Provide the data again in its entirety, exactly as given.

## Start

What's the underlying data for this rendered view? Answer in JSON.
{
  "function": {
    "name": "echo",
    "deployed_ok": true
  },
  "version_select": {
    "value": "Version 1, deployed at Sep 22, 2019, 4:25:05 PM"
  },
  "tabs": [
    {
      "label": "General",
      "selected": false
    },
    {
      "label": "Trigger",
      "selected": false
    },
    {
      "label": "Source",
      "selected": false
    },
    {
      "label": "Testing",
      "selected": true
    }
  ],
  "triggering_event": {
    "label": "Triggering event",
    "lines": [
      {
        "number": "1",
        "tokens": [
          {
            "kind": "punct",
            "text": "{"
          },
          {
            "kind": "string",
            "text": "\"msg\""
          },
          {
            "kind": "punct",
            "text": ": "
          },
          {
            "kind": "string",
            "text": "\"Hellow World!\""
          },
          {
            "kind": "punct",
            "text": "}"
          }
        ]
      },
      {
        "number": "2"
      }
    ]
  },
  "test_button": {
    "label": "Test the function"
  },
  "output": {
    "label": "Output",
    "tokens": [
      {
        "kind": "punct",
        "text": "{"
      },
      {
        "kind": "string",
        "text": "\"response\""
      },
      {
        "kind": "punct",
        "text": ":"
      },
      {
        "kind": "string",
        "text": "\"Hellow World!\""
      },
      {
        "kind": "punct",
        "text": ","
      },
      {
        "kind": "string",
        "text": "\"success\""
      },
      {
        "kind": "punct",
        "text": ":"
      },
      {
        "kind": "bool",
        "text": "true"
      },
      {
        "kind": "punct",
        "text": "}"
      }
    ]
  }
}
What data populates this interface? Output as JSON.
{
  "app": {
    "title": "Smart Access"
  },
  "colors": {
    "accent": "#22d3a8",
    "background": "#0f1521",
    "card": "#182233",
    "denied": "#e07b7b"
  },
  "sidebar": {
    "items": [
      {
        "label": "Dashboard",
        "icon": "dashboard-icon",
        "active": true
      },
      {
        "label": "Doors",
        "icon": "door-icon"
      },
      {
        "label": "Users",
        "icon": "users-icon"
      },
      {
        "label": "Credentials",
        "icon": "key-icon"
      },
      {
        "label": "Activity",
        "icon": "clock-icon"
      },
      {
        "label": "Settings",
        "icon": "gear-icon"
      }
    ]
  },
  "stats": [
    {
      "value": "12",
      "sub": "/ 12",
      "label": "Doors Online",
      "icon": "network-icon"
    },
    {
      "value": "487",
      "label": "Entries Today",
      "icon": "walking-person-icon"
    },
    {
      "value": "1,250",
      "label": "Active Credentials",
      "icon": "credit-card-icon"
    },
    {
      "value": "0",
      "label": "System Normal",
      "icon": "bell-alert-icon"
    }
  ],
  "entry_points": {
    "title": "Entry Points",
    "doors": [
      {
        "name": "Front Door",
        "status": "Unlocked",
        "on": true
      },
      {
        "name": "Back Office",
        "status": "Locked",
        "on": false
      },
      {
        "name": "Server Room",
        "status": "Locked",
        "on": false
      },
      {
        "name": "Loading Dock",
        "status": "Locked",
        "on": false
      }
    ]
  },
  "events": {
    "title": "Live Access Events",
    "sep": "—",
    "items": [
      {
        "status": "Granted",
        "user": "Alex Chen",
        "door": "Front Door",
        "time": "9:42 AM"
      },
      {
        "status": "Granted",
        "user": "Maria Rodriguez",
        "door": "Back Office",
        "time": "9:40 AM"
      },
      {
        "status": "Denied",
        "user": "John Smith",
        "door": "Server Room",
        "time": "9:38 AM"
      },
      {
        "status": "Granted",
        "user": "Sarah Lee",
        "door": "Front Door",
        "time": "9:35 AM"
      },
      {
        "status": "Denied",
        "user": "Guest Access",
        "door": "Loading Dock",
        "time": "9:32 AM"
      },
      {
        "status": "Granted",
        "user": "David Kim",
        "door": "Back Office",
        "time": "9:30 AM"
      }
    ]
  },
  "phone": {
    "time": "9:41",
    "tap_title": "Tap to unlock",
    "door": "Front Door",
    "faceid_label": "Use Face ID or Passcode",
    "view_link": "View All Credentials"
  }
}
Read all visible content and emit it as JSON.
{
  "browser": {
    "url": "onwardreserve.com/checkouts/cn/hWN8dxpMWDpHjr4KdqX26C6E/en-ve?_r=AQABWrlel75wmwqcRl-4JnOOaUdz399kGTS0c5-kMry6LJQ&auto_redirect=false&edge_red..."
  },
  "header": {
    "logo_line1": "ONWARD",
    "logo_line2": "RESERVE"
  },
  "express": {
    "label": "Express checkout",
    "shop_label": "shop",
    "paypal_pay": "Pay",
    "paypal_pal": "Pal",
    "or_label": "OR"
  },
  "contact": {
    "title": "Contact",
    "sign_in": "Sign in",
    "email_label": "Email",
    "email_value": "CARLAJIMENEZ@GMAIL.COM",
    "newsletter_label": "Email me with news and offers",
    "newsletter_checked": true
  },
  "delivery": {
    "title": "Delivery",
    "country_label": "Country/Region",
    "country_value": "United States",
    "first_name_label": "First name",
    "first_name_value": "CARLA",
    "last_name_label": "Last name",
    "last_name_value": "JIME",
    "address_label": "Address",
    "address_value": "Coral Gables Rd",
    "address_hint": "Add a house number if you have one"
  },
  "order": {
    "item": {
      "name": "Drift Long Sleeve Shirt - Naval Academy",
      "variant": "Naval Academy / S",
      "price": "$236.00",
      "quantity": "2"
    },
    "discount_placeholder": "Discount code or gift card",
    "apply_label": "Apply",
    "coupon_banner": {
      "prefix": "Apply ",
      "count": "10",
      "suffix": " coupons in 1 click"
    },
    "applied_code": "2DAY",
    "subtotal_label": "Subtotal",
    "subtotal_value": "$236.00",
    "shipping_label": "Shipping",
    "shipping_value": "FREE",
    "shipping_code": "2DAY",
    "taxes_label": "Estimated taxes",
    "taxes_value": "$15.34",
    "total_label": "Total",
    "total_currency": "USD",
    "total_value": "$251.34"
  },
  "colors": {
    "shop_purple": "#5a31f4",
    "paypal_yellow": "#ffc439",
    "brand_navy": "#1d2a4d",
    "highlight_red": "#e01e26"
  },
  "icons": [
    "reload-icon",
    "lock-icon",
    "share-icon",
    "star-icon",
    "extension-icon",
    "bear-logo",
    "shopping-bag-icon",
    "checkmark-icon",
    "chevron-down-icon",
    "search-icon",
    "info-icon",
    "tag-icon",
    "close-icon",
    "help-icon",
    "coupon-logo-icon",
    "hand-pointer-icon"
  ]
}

## End

**TASK OUTPUT:**
What's the underlying data for this rendered view? Answer in JSON.
{
  "function": {
    "name": "echo",
    "deployed_ok": true
  },
  "version_select": {
    "value": "Version 1, deployed at Sep 22, 2019, 4:25:05 PM"
  },
  "tabs": [
    {
      "label": "General",
      "selected": false
    },
    {
      "label": "Trigger",
      "selected": false
    },
    {
      "label": "Source",
      "selected": false
    },
    {
      "label": "Testing",
      "selected": true
    }
  ],
  "triggering_event": {
    "label": "Triggering event",
    "lines": [
      {
        "number": "1",
        "tokens": [
          {
            "kind": "punct",
            "text": "{"
          },
          {
            "kind": "string",
            "text": "\"msg\""
          },
          {
            "kind": "punct",
            "text": ": "
          },
          {
            "kind": "string",
            "text": "\"Hellow World!\""
          },
          {
            "kind": "punct",
            "text": "}"
          }
        ]
      },
      {
        "number": "2"
      }
    ]
  },
  "test_button": {
    "label": "Test the function"
  },
  "output": {
    "label": "Output",
    "tokens": [
      {
        "kind": "punct",
        "text": "{"
      },
      {
        "kind": "string",
        "text": "\"response\""
      },
      {
        "kind": "punct",
        "text": ":"
      },
      {
        "kind": "string",
        "text": "\"Hellow World!\""
      },
      {
        "kind": "punct",
        "text": ","
      },
      {
        "kind": "string",
        "text": "\"success\""
      },
      {
        "kind": "punct",
        "text": ":"
      },
      {
        "kind": "bool",
        "text": "true"
      },
      {
        "kind": "punct",
        "text": "}"
      }
    ]
  }
}
What data populates this interface? Output as JSON.
{
  "app": {
    "title": "Smart Access"
  },
  "colors": {
    "accent": "#22d3a8",
    "background": "#0f1521",
    "card": "#182233",
    "denied": "#e07b7b"
  },
  "sidebar": {
    "items": [
      {
        "label": "Dashboard",
        "icon": "dashboard-icon",
        "active": true
      },
      {
        "label": "Doors",
        "icon": "door-icon"
      },
      {
        "label": "Users",
        "icon": "users-icon"
      },
      {
        "label": "Credentials",
        "icon": "key-icon"
      },
      {
        "label": "Activity",
        "icon": "clock-icon"
      },
      {
        "label": "Settings",
        "icon": "gear-icon"
      }
    ]
  },
  "stats": [
    {
      "value": "12",
      "sub": "/ 12",
      "label": "Doors Online",
      "icon": "network-icon"
    },
    {
      "value": "487",
      "label": "Entries Today",
      "icon": "walking-person-icon"
    },
    {
      "value": "1,250",
      "label": "Active Credentials",
      "icon": "credit-card-icon"
    },
    {
      "value": "0",
      "label": "System Normal",
      "icon": "bell-alert-icon"
    }
  ],
  "entry_points": {
    "title": "Entry Points",
    "doors": [
      {
        "name": "Front Door",
        "status": "Unlocked",
        "on": true
      },
      {
        "name": "Back Office",
        "status": "Locked",
        "on": false
      },
      {
        "name": "Server Room",
        "status": "Locked",
        "on": false
      },
      {
        "name": "Loading Dock",
        "status": "Locked",
        "on": false
      }
    ]
  },
  "events": {
    "title": "Live Access Events",
    "sep": "—",
    "items": [
      {
        "status": "Granted",
        "user": "Alex Chen",
        "door": "Front Door",
        "time": "9:42 AM"
      },
      {
        "status": "Granted",
        "user": "Maria Rodriguez",
        "door": "Back Office",
        "time": "9:40 AM"
      },
      {
        "status": "Denied",
        "user": "John Smith",
        "door": "Server Room",
        "time": "9:38 AM"
      },
      {
        "status": "Granted",
        "user": "Sarah Lee",
        "door": "Front Door",
        "time": "9:35 AM"
      },
      {
        "status": "Denied",
        "user": "Guest Access",
        "door": "Loading Dock",
        "time": "9:32 AM"
      },
      {
        "status": "Granted",
        "user": "David Kim",
        "door": "Back Office",
        "time": "9:30 AM"
      }
    ]
  },
  "phone": {
    "time": "9:41",
    "tap_title": "Tap to unlock",
    "door": "Front Door",
    "faceid_label": "Use Face ID or Passcode",
    "view_link": "View All Credentials"
  }
}
Read all visible content and emit it as JSON.
{
  "browser": {
    "url": "onwardreserve.com/checkouts/cn/hWN8dxpMWDpHjr4KdqX26C6E/en-ve?_r=AQABWrlel75wmwqcRl-4JnOOaUdz399kGTS0c5-kMry6LJQ&auto_redirect=false&edge_red..."
  },
  "header": {
    "logo_line1": "ONWARD",
    "logo_line2": "RESERVE"
  },
  "express": {
    "label": "Express checkout",
    "shop_label": "shop",
    "paypal_pay": "Pay",
    "paypal_pal": "Pal",
    "or_label": "OR"
  },
  "contact": {
    "title": "Contact",
    "sign_in": "Sign in",
    "email_label": "Email",
    "email_value": "CARLAJIMENEZ@GMAIL.COM",
    "newsletter_label": "Email me with news and offers",
    "newsletter_checked": true
  },
  "delivery": {
    "title": "Delivery",
    "country_label": "Country/Region",
    "country_value": "United States",
    "first_name_label": "First name",
    "first_name_value": "CARLA",
    "last_name_label": "Last name",
    "last_name_value": "JIME",
    "address_label": "Address",
    "address_value": "Coral Gables Rd",
    "address_hint": "Add a house number if you have one"
  },
  "order": {
    "item": {
      "name": "Drift Long Sleeve Shirt - Naval Academy",
      "variant": "Naval Academy / S",
      "price": "$236.00",
      "quantity": "2"
    },
    "discount_placeholder": "Discount code or gift card",
    "apply_label": "Apply",
    "coupon_banner": {
      "prefix": "Apply ",
      "count": "10",
      "suffix": " coupons in 1 click"
    },
    "applied_code": "2DAY",
    "subtotal_label": "Subtotal",
    "subtotal_value": "$236.00",
    "shipping_label": "Shipping",
    "shipping_value": "FREE",
    "shipping_code": "2DAY",
    "taxes_label": "Estimated taxes",
    "taxes_value": "$15.34",
    "total_label": "Total",
    "total_currency": "USD",
    "total_value": "$251.34"
  },
  "colors": {
    "shop_purple": "#5a31f4",
    "paypal_yellow": "#ffc439",
    "brand_navy": "#1d2a4d",
    "highlight_red": "#e01e26"
  },
  "icons": [
    "reload-icon",
    "lock-icon",
    "share-icon",
    "star-icon",
    "extension-icon",
    "bear-logo",
    "shopping-bag-icon",
    "checkmark-icon",
    "chevron-down-icon",
    "search-icon",
    "info-icon",
    "tag-icon",
    "close-icon",
    "help-icon",
    "coupon-logo-icon",
    "hand-pointer-icon"
  ]
}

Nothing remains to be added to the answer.